▸ **TRECHO DO DOCUMENTO**
Soares faz uma importante distinção entre alfabetização e letramento: alfabetização é o domínio do código alfabético, a capacidade de decodificar e escrever segundo as normas e convenções da gramática de uma língua. Como requer uma aprendizagem sistemática, está relacionada a um conhecimento científico, cabendo formalmente à escola o seu ensino. Já o letramento é mais amplo e suas vias de aprendizado extrapolam os muros escolares. É na vida social, na diversidade de situações em que a escrita se faz presente e assume significados que o letramento se constitui, se transforma e se amplia. As descobertas, problemáticas e desafios suscitam releituras e, portanto, redefinem o uso, funções, práticas e possibilidades de sentidos da escrita (SOARES, 2000, 2001, 2005).
Os dois processos nem sempre coexistem, como veremos a seguir, e, hoje, a falta ou insuficiência do letramento, apresenta-se como problema mundial, inclusive nos países desenvolvidos, abrangendo normais e especiais.

2. Escola e letramento: inclusão?

Tradicionalmente, a ênfase da escola tem incidido na alfabetização, o que é compreensível tanto do ponto de vista histórico quanto do estritamente pedagógico. Sobre este último, cabe a consideração já explicitada: a alfabetização é uma competência sistemática e, mais ou menos fechada, concluída no domínio da técnica, ao passo que o letramento é um processo contínuo e permanentemente aberto. Nessa óptica, caberia à escola tão somente alfabetizar.
Quanto às razões históricas, a exigência do cidadão letrado é muito recente, prioritariamente as três últimas décadas, sobretudo, no Brasil. Influenciada pela psicologia comportamental, principalmente a norte-americana, que compreende a aprendizagem como resultado direto de respostas a estímulos, e por concepções de linguagem que entendem a leitura e a escrita como correspondência grafo-fônica (BRAGGIO, 1988), a pedagogia privilegiava o aprendizado mecânico da técnica, da decodificação em detrimento dos significados e das práticas e usos sociais do idioma.

▸ **INFORMAÇÕES FORNECIDAS**
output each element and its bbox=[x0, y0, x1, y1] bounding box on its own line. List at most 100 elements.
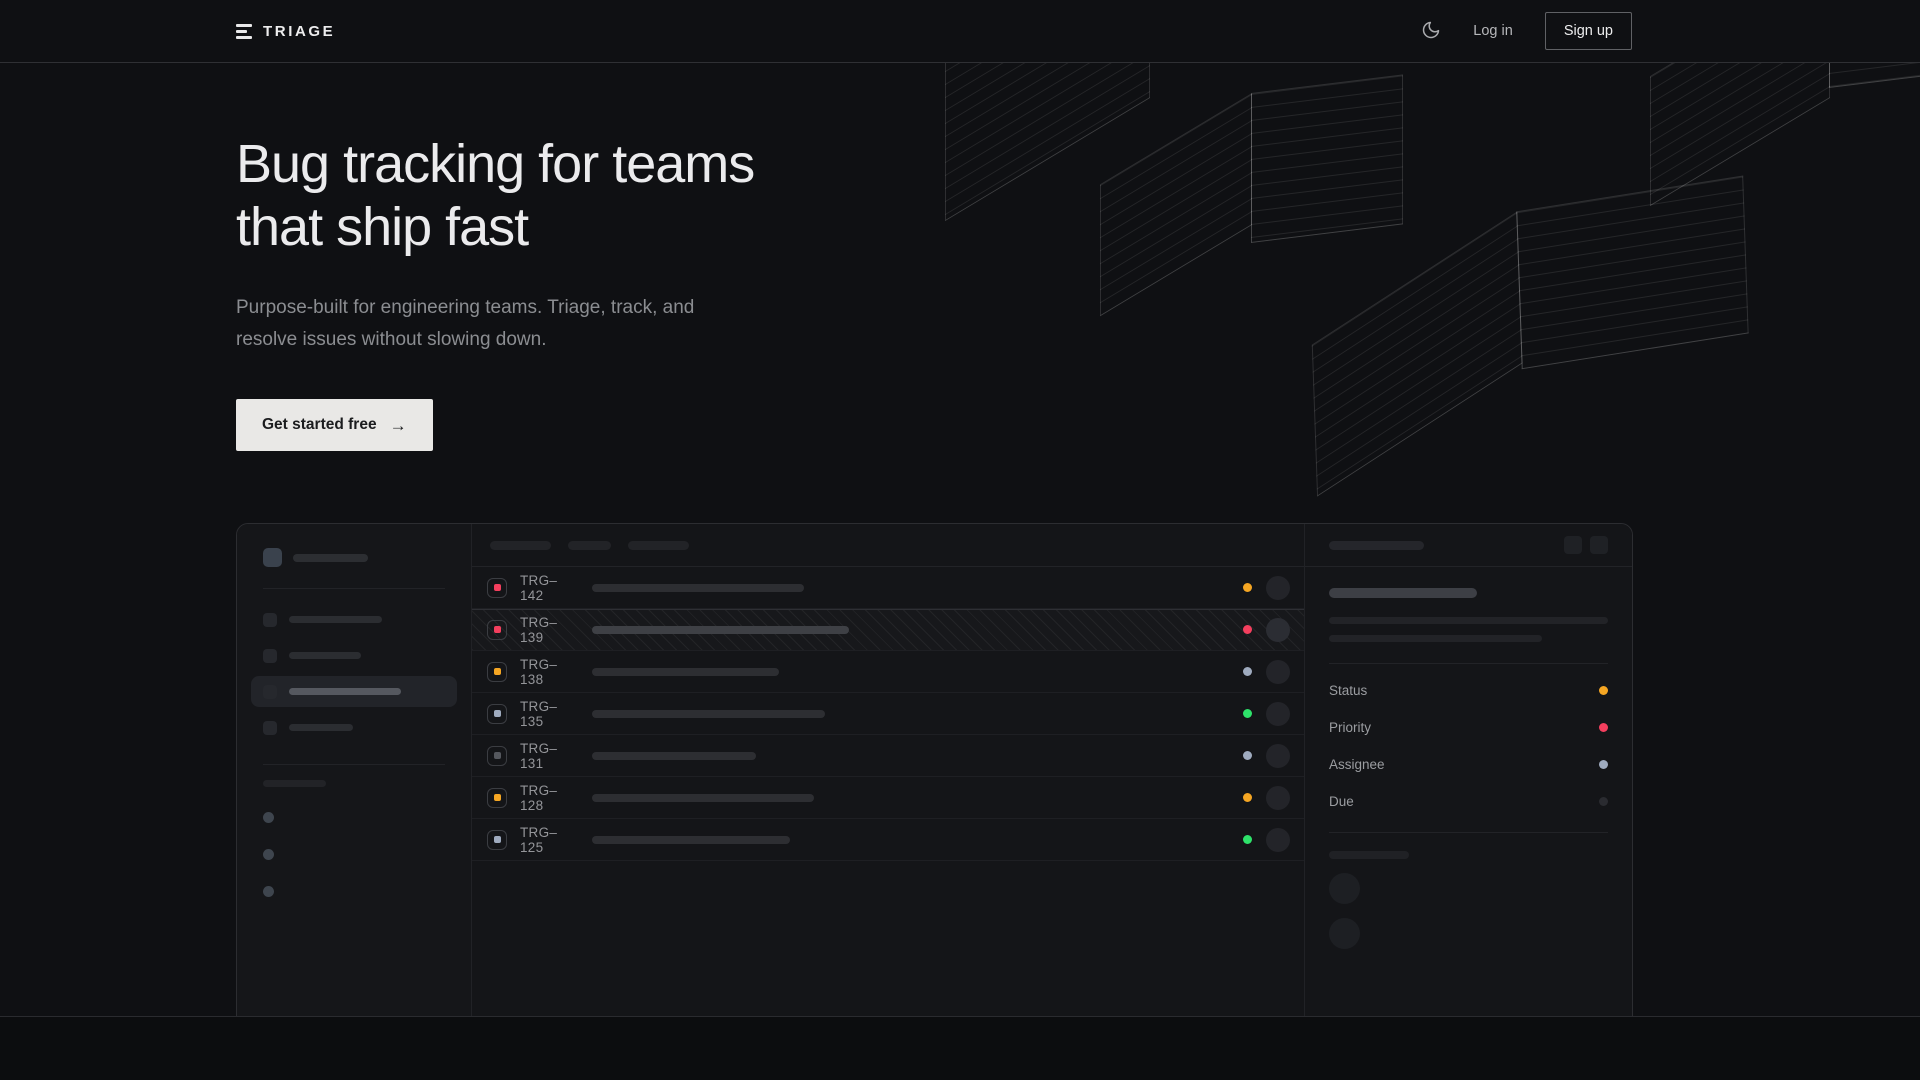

▸ **TAREFA A REALIZAR**
No trecho sobre alfabetização e letramento, a quem cabe formalmente o ensino da alfabetização? Não é preciso consultar as linhas.

▸ **RESPOSTA DA TAREFA**
À escola.